Turn every line of the material below into a JSON list of strings, with one string per line and no blank lines. Leave the pictures out of the answer.

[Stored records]
——

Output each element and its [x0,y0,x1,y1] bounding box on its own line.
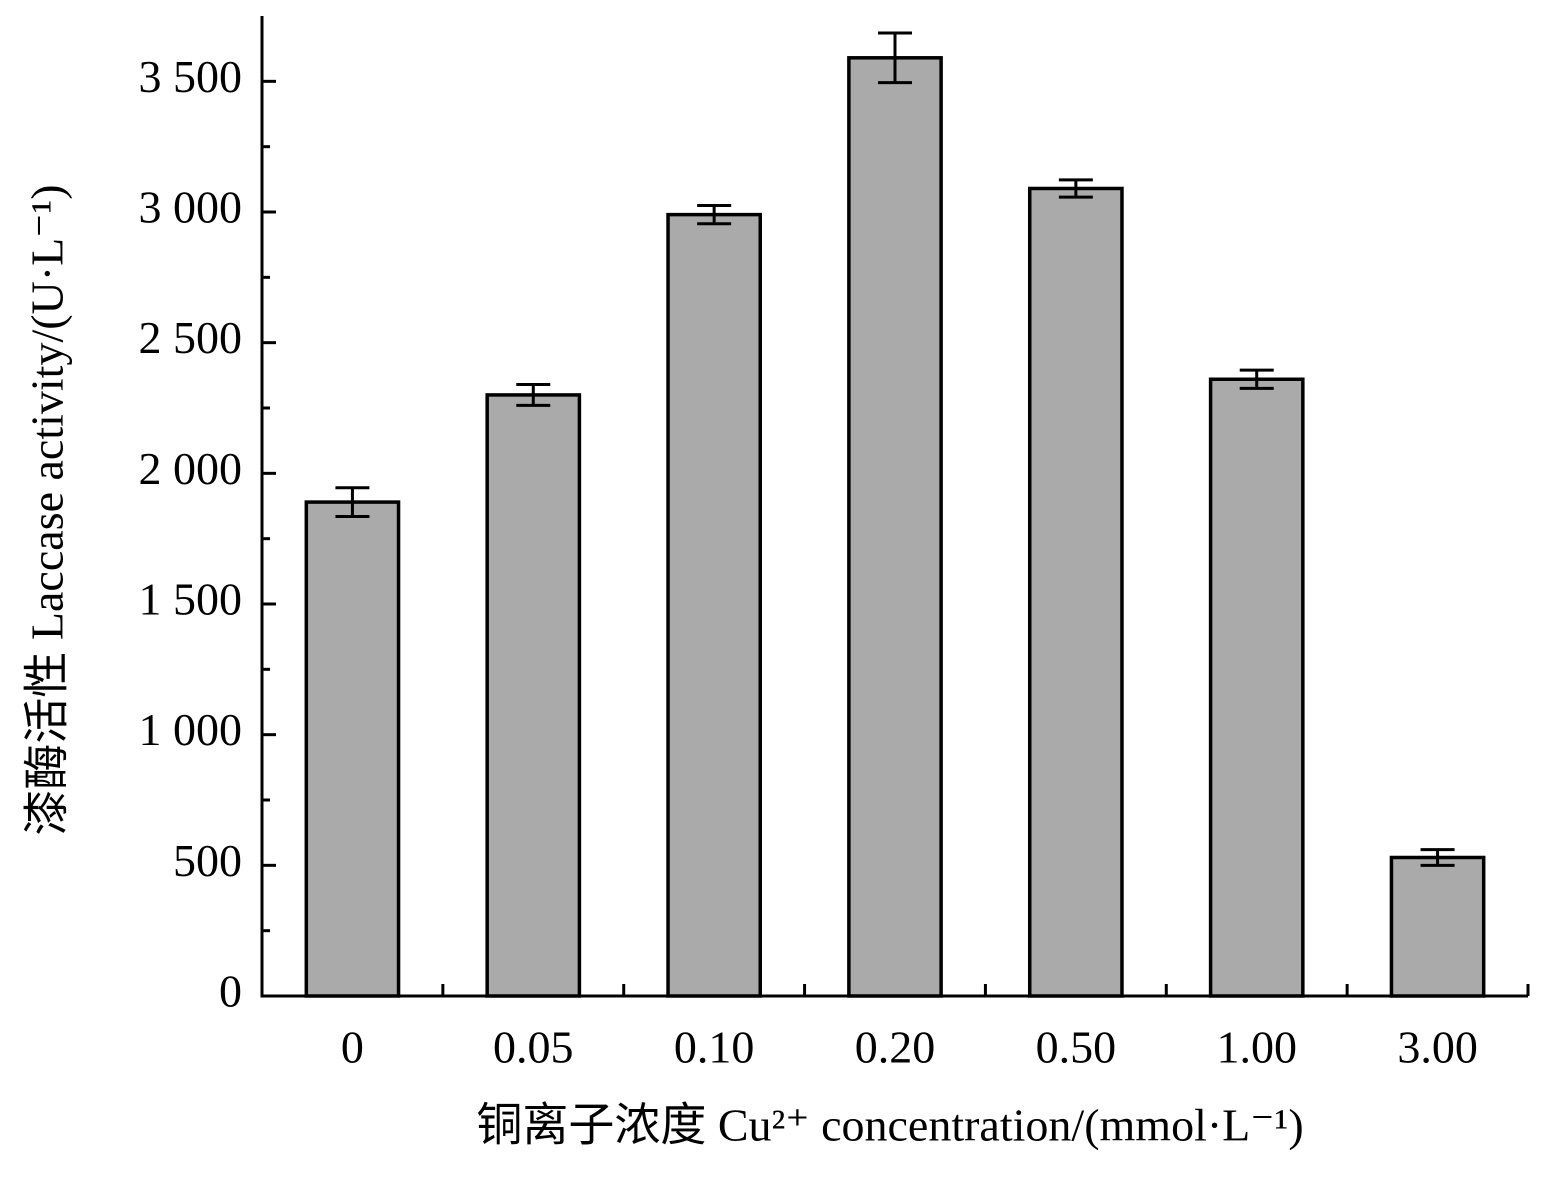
bar [666,212,763,998]
x-tick-label: 3.00 [1397,1022,1478,1073]
y-tick-label: 2 000 [139,443,243,494]
bar [304,500,401,998]
error-bar [1239,368,1274,390]
y-tick-label: 3 500 [139,51,243,102]
error-bar [1058,178,1093,199]
error-bar [878,31,912,85]
x-tick-label: 0.05 [493,1022,574,1073]
bar [1389,855,1486,998]
y-tick-label: 500 [173,835,242,886]
error-bar [516,382,551,407]
error-bar [1420,848,1455,867]
bar [847,56,943,998]
x-tick-label: 0 [341,1022,364,1073]
x-tick-label: 0.50 [1036,1022,1117,1073]
x-axis-label: 铜离子浓度 Cu²⁺ concentration/(mmol·L⁻¹) [476,1100,1303,1151]
x-tick-label: 1.00 [1216,1022,1297,1073]
y-tick-label: 1 000 [139,704,243,755]
bar [485,393,582,998]
bar [1208,377,1305,998]
y-tick-label: 3 000 [139,182,243,233]
bar [1027,186,1124,998]
y-tick-label: 0 [219,966,242,1017]
y-tick-label: 2 500 [139,312,243,363]
x-tick-label: 0.20 [855,1022,936,1073]
x-tick-label: 0.10 [674,1022,755,1073]
y-axis-label: 漆酶活性 Laccase activity/(U·L⁻¹) [22,184,73,835]
error-bar [697,203,732,226]
error-bar [335,486,370,518]
y-tick-label: 1 500 [139,574,243,625]
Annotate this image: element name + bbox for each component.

——

> Final result
[
  "Output each element and its [x0,y0,x1,y1] bounding box on its own line.",
  "bar [666,212,763,998]",
  "x-tick-label: 3.00 [1397,1022,1478,1073]",
  "y-tick-label: 2 000 [139,443,243,494]",
  "bar [304,500,401,998]",
  "error-bar [1239,368,1274,390]",
  "y-tick-label: 3 500 [139,51,243,102]",
  "error-bar [1058,178,1093,199]",
  "error-bar [878,31,912,85]",
  "x-tick-label: 0.05 [493,1022,574,1073]",
  "bar [1389,855,1486,998]",
  "y-tick-label: 500 [173,835,242,886]",
  "error-bar [516,382,551,407]",
  "error-bar [1420,848,1455,867]",
  "bar [847,56,943,998]",
  "x-tick-label: 0 [341,1022,364,1073]",
  "x-tick-label: 0.50 [1036,1022,1117,1073]",
  "x-axis-label: 铜离子浓度 Cu²⁺ concentration/(mmol·L⁻¹) [476,1100,1303,1151]",
  "x-tick-label: 1.00 [1216,1022,1297,1073]",
  "y-tick-label: 1 000 [139,704,243,755]",
  "bar [485,393,582,998]",
  "bar [1208,377,1305,998]",
  "y-tick-label: 3 000 [139,182,243,233]",
  "bar [1027,186,1124,998]",
  "y-tick-label: 0 [219,966,242,1017]",
  "y-tick-label: 2 500 [139,312,243,363]",
  "x-tick-label: 0.20 [855,1022,936,1073]",
  "x-tick-label: 0.10 [674,1022,755,1073]",
  "y-axis-label: 漆酶活性 Laccase activity/(U·L⁻¹) [22,184,73,835]",
  "error-bar [697,203,732,226]",
  "error-bar [335,486,370,518]",
  "y-tick-label: 1 500 [139,574,243,625]",
  "Annotate this image: element name + bbox for each component."
]